[DATA SECTION start]
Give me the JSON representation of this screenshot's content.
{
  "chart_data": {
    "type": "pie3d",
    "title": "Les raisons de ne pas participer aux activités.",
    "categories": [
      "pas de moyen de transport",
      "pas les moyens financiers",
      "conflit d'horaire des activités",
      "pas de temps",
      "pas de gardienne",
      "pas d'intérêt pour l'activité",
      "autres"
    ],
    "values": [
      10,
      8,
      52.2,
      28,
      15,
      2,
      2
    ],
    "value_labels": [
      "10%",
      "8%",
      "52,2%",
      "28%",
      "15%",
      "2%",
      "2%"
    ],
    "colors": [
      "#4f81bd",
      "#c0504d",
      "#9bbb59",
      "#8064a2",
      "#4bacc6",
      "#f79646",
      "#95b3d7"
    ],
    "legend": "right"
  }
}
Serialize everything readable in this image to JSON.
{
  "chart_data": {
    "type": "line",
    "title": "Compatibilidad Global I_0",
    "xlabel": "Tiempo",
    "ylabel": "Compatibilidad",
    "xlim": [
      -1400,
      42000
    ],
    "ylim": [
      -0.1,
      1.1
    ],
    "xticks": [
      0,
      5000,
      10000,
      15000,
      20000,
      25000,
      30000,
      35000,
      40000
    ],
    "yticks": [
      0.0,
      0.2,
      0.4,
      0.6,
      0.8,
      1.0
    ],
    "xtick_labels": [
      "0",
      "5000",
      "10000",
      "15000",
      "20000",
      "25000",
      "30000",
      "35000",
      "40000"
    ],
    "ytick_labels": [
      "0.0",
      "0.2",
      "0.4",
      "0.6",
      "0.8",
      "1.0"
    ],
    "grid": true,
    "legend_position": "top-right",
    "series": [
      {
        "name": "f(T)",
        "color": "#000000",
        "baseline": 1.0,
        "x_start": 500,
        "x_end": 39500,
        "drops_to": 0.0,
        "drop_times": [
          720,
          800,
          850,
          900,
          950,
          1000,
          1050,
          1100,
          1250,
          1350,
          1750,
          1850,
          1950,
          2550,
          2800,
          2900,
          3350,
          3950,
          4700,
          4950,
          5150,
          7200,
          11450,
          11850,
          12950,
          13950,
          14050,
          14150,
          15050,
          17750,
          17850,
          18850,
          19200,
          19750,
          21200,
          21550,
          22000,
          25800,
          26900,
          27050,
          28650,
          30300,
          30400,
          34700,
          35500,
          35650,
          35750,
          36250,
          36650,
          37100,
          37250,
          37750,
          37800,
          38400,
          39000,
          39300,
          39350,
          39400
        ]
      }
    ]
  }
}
[DATA SECTION end]
Provide only the number of lines in the entries that hold the word "this".

2